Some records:
==========
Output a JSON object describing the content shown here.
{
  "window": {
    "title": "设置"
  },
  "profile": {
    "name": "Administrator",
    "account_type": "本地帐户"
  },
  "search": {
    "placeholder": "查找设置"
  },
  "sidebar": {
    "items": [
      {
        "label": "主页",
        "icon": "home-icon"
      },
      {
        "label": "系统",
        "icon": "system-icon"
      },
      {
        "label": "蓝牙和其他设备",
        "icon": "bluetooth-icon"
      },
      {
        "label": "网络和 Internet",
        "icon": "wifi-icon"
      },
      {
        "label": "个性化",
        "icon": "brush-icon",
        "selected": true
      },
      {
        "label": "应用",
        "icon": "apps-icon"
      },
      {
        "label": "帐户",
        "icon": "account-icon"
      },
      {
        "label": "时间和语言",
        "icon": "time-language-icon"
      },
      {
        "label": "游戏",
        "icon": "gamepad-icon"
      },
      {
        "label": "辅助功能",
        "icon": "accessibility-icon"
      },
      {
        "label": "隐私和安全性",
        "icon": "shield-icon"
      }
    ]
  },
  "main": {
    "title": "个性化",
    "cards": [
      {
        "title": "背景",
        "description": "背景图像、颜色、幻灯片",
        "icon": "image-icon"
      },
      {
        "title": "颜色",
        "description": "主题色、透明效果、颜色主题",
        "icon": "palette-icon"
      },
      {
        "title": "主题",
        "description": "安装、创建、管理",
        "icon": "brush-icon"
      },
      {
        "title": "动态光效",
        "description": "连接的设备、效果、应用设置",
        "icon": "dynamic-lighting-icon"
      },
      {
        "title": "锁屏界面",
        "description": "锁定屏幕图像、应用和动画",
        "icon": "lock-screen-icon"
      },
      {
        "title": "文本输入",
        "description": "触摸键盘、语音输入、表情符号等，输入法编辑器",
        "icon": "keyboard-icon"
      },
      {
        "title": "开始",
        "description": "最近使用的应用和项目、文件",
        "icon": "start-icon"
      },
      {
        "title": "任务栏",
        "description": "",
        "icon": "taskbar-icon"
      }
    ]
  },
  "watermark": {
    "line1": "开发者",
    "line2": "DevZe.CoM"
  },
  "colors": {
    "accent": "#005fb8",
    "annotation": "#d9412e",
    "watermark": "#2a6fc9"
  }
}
==========
■ YOUR INSTRUCTIONS:
Report all lines of the data that include the word "label".

■ COMPLETED EXERCISE:
        "label": "主页",
        "label": "系统",
        "label": "蓝牙和其他设备",
        "label": "网络和 Internet",
        "label": "个性化",
        "label": "应用",
        "label": "帐户",
        "label": "时间和语言",
        "label": "游戏",
        "label": "辅助功能",
        "label": "隐私和安全性",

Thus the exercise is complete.